**TEXT SEGMENT:**
>> Begin

[jira] [Commented] (HDFS-13768) Adding replicas to volume map makes DataNode start slowly

Surendra Singh Lilhore (JIRA) Tue, 18 Sep 2018 01:08:16 -0700


    [ 
https://issues.apache.org/jira/browse/HDFS-13768?page=com.atlassian.jira.plugin.system.issuetabpanels:comment-tabpanel&focusedCommentId=16618651#comment-16618651
 ]


Surendra Singh Lilhore commented on HDFS-13768:
-----------------------------------------------

[~linyiqun] and [~arpitagarwal], I found some more improvment point.


 !screenshot-1.png!

If you see this screenshot {{FsDatasetUtil.getGenrationStampFromFile()}} and 
{{lock()}} is taking so much time. This can be improved.

1. {{FsDatasetUtil.getGenrationStampFromFile()}}, This method loop over the all 
the file to find out the meta file. This is time consuming.
 We can sort the list of file's and in sorted list next to block file metafile 
will be there, so we no need to loop and find out the meta file.
{code:java}
  /**
   * Find the meta-file for the specified block file
   * and then return the generation stamp from the name of the meta-file.

>> End

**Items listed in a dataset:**

>> Begin

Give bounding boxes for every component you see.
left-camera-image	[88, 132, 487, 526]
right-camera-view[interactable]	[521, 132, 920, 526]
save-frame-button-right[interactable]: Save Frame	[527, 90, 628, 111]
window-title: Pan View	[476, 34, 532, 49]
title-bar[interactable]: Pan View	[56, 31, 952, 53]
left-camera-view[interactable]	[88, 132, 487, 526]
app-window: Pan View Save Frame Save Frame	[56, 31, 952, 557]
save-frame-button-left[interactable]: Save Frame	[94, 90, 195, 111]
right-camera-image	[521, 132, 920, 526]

>> End
>> Begin

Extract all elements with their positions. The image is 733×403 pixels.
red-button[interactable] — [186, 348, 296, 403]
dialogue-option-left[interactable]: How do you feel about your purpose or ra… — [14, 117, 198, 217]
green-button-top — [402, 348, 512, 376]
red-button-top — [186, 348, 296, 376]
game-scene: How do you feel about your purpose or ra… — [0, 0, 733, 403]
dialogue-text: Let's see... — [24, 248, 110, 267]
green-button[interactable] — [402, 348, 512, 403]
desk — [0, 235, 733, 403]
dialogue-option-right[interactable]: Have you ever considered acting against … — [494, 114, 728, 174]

>> End
>> Begin

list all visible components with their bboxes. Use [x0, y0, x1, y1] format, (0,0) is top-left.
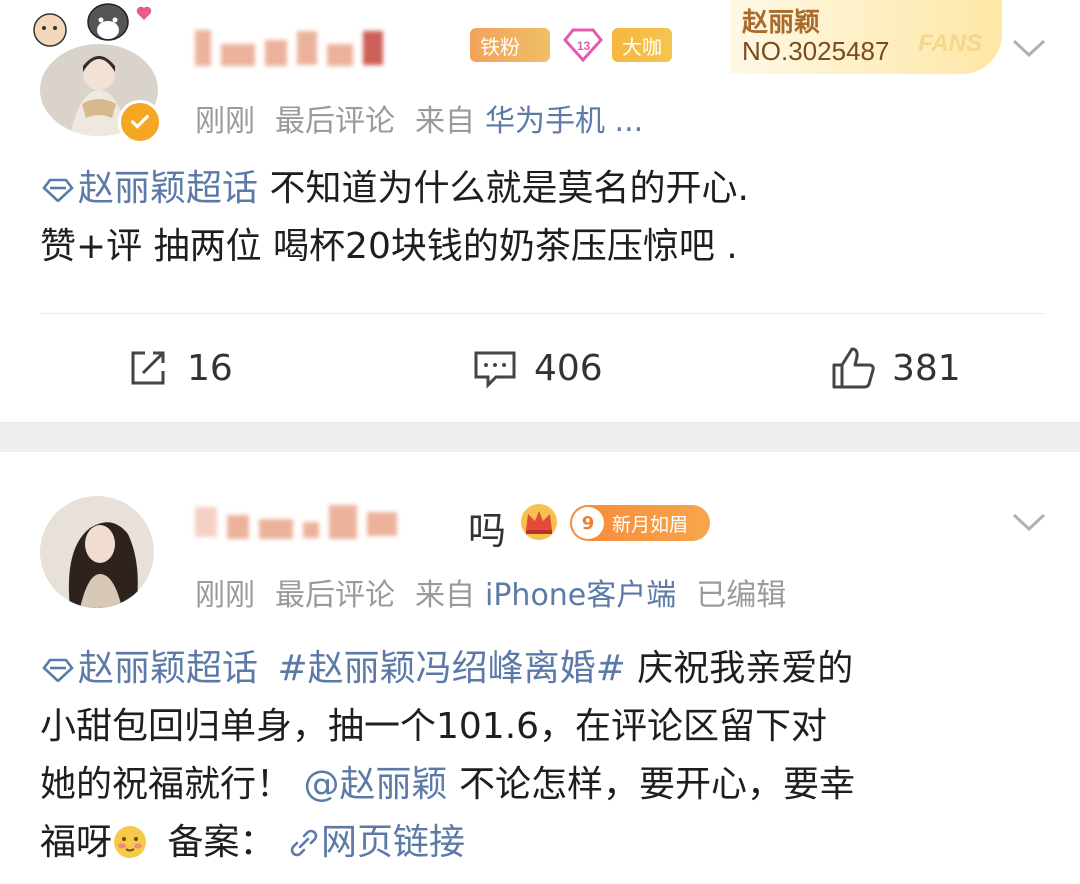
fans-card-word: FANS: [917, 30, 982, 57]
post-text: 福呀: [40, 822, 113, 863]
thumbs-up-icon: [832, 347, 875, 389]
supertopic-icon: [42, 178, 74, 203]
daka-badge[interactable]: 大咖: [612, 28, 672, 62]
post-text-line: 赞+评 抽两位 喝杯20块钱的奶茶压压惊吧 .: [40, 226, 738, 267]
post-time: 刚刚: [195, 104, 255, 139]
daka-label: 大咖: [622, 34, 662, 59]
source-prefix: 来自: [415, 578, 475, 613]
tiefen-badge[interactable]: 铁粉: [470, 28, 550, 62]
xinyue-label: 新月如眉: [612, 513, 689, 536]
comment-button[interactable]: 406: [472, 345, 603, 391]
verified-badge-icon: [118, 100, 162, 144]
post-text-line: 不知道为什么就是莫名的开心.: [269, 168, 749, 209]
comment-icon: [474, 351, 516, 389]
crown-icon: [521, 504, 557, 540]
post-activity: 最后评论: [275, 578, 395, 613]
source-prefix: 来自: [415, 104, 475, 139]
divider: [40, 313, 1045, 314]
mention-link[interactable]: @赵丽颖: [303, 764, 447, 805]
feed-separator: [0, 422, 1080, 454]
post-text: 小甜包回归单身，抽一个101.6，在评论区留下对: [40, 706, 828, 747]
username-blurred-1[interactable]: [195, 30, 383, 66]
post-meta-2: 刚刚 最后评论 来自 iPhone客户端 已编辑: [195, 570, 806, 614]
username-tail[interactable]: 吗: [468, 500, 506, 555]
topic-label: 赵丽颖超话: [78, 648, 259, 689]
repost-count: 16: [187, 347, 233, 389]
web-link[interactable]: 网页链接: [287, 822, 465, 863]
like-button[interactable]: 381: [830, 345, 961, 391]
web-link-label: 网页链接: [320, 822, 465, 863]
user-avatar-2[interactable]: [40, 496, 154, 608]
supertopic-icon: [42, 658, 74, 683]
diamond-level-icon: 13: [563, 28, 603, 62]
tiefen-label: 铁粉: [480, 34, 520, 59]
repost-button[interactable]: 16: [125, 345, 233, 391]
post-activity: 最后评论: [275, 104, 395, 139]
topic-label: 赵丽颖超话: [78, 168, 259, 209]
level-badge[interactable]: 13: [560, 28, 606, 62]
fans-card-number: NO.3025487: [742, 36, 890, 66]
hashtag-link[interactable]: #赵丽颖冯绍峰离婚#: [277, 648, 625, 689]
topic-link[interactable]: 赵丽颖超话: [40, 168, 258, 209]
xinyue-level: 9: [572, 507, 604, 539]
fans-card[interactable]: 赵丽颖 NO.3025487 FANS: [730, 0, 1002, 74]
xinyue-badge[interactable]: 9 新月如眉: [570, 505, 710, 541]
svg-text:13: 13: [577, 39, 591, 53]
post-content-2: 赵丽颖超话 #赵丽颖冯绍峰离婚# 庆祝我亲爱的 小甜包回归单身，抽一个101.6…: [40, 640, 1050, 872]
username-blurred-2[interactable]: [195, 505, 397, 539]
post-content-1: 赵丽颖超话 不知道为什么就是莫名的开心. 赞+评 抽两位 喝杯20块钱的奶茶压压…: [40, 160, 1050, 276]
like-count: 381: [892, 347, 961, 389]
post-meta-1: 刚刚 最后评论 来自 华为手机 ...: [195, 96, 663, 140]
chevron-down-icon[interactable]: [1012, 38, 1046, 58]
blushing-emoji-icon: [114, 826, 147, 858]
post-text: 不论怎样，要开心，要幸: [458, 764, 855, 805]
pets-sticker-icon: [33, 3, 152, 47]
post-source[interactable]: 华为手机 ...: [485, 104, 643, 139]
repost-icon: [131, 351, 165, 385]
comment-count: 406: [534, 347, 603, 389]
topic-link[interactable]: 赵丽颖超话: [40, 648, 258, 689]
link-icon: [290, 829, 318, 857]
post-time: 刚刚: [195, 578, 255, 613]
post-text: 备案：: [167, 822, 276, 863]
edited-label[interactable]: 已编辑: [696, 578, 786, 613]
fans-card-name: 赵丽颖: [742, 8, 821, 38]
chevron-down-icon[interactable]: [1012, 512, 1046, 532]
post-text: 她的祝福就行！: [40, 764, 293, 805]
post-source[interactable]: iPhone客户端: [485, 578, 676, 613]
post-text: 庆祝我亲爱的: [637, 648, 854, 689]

>> End

**WRITTEN INSTRUCTION 1:** Output the entire JIRA comment on DataNode startup, reproducing it word for word.
**WRITTEN INSTRUCTION 2:** From the third block of the listing, give as a numbered list the lines beginning at the one that contains "fans-card-word: FANS: [917, 30, 982, 57]" and ending after the one that contains "level-badge[interactable]: 13: [560, 28, 606, 62]", with both of those lines included and any blank lines omitted.

**SOLUTION 1:**
[jira] [Commented] (HDFS-13768) Adding replicas to volume map makes DataNode start slowly

Surendra Singh Lilhore (JIRA) Tue, 18 Sep 2018 01:08:16 -0700


    [ 
https://issues.apache.org/jira/browse/HDFS-13768?page=com.atlassian.jira.plugin.system.issuetabpanels:comment-tabpanel&focusedCommentId=16618651#comment-16618651
 ]


Surendra Singh Lilhore commented on HDFS-13768:
-----------------------------------------------

[~linyiqun] and [~arpitagarwal], I found some more improvment point.


 !screenshot-1.png!

If you see this screenshot {{FsDatasetUtil.getGenrationStampFromFile()}} and 
{{lock()}} is taking so much time. This can be improved.

1. {{FsDatasetUtil.getGenrationStampFromFile()}}, This method loop over the all 
the file to find out the meta file. This is time consuming.
 We can sort the list of file's and in sorted list next to block file metafile 
will be there, so we no need to loop and find out the meta file.
{code:java}
  /**
   * Find the meta-file for the specified block file
   * and then return the generation stamp from the name of the meta-file.

**SOLUTION 2:**
1. fans-card-word: FANS: [917, 30, 982, 57]
2. post-text: 福呀: [40, 822, 113, 863]
3. thumbs-up-icon: [832, 347, 875, 389]
4. supertopic-icon: [42, 178, 74, 203]
5. daka-badge[interactable]: 大咖: [612, 28, 672, 62]
6. post-text-line: 赞+评 抽两位 喝杯20块钱的奶茶压压惊吧 .: [40, 226, 738, 267]
7. post-time: 刚刚: [195, 104, 255, 139]
8. daka-label: 大咖: [622, 34, 662, 59]
9. source-prefix: 来自: [415, 578, 475, 613]
10. tiefen-badge[interactable]: 铁粉: [470, 28, 550, 62]
11. xinyue-label: 新月如眉: [612, 513, 689, 536]
12. comment-button[interactable]: 406: [472, 345, 603, 391]
13. verified-badge-icon: [118, 100, 162, 144]
14. post-text-line: 不知道为什么就是莫名的开心.: [269, 168, 749, 209]
15. comment-icon: [474, 351, 516, 389]
16. crown-icon: [521, 504, 557, 540]
17. post-activity: 最后评论: [275, 578, 395, 613]
18. source-prefix: 来自: [415, 104, 475, 139]
19. divider: [40, 313, 1045, 314]
20. mention-link[interactable]: @赵丽颖: [303, 764, 447, 805]
21. feed-separator: [0, 422, 1080, 454]
22. post-text: 小甜包回归单身，抽一个101.6，在评论区留下对: [40, 706, 828, 747]
23. username-blurred-1[interactable]: [195, 30, 383, 66]
24. post-meta-2: 刚刚 最后评论 来自 iPhone客户端 已编辑: [195, 570, 806, 614]
25. username-tail[interactable]: 吗: [468, 500, 506, 555]
26. topic-label: 赵丽颖超话: [78, 648, 259, 689]
27. repost-count: 16: [187, 347, 233, 389]
28. web-link[interactable]: 网页链接: [287, 822, 465, 863]
29. like-button[interactable]: 381: [830, 345, 961, 391]
30. web-link-label: 网页链接: [320, 822, 465, 863]
31. user-avatar-2[interactable]: [40, 496, 154, 608]
32. supertopic-icon: [42, 658, 74, 683]
33. diamond-level-icon: 13: [563, 28, 603, 62]
34. tiefen-label: 铁粉: [480, 34, 520, 59]
35. repost-button[interactable]: 16: [125, 345, 233, 391]
36. post-activity: 最后评论: [275, 104, 395, 139]
37. topic-label: 赵丽颖超话: [78, 168, 259, 209]
38. level-badge[interactable]: 13: [560, 28, 606, 62]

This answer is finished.